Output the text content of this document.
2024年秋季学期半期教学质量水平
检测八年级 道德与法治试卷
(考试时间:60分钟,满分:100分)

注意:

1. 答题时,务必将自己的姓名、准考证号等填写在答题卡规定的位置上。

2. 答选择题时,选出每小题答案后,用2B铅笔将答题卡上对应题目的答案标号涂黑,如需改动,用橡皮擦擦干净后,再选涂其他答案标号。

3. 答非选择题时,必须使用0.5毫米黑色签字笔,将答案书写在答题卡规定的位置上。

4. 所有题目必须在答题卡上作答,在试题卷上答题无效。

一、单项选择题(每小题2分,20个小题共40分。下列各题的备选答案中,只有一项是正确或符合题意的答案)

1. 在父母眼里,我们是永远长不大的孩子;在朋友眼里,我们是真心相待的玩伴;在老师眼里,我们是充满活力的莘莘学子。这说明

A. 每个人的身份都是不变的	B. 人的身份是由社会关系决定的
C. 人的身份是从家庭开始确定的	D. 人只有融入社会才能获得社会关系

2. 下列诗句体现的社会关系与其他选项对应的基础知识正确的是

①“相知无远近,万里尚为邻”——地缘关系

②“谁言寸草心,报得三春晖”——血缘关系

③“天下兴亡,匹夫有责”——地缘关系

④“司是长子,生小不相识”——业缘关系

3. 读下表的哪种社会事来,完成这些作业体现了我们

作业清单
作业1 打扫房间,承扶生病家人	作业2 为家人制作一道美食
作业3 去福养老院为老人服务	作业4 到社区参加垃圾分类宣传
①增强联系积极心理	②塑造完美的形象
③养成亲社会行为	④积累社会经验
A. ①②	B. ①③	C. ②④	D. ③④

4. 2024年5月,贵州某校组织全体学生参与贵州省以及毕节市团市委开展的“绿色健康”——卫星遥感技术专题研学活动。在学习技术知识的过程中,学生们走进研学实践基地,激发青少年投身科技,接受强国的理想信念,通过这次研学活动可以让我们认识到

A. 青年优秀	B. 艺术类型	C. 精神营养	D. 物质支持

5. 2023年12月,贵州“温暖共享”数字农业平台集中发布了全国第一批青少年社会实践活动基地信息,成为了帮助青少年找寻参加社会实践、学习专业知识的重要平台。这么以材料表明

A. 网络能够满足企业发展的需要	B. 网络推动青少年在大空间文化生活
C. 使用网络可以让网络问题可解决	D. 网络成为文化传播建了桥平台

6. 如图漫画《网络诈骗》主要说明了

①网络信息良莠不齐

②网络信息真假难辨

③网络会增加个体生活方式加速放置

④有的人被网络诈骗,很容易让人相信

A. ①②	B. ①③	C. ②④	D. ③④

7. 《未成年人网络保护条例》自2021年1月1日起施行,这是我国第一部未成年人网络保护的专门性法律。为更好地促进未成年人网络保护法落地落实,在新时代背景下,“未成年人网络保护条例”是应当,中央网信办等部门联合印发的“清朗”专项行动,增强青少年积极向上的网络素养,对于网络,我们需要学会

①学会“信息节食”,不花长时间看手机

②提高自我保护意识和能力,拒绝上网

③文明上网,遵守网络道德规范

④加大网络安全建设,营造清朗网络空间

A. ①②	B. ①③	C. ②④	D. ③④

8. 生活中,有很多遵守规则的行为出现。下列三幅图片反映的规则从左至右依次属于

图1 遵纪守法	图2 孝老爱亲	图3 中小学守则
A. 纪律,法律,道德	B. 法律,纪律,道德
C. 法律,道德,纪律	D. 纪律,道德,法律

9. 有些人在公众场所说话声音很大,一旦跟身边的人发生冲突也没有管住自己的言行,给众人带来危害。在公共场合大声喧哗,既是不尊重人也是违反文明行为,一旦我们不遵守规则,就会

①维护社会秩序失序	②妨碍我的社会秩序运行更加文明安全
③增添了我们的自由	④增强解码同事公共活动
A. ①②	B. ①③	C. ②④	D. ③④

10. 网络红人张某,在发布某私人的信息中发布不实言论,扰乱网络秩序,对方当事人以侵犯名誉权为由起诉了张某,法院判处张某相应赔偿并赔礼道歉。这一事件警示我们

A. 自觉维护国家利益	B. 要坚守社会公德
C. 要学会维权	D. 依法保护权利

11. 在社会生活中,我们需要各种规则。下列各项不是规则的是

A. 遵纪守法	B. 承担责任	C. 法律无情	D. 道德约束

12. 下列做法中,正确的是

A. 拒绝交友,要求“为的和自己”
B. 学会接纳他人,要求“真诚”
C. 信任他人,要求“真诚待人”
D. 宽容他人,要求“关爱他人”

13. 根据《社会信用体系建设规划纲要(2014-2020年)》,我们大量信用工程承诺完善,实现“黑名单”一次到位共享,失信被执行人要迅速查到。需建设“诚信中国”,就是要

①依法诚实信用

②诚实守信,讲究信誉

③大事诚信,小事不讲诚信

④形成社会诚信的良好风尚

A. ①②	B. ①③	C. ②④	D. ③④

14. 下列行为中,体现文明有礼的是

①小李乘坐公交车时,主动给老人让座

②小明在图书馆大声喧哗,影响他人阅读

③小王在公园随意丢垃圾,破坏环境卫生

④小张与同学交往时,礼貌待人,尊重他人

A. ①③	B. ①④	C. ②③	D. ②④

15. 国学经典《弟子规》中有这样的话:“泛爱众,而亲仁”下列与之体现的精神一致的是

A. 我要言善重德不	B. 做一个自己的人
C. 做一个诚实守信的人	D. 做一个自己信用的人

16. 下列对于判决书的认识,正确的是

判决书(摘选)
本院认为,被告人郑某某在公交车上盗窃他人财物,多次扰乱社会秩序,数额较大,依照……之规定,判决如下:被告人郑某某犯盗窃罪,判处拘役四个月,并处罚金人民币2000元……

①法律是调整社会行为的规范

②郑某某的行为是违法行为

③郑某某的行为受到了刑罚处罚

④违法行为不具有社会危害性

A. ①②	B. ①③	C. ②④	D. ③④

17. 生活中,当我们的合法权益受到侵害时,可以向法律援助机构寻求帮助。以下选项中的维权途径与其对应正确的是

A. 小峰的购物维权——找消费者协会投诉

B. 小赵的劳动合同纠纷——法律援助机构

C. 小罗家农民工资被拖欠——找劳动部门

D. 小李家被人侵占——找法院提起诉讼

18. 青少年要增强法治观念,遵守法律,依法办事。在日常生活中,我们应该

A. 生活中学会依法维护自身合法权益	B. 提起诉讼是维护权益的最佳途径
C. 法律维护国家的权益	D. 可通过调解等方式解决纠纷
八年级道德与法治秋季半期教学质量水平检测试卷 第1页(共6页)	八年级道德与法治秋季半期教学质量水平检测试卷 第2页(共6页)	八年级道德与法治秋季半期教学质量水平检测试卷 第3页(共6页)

######

(Written instruction): Every line holding "遵纪守法" should be copied out.

(Answer to the problem):
图1 遵纪守法	图2 孝老爱亲	图3 中小学守则
A. 遵纪守法	B. 承担责任	C. 法律无情	D. 道德约束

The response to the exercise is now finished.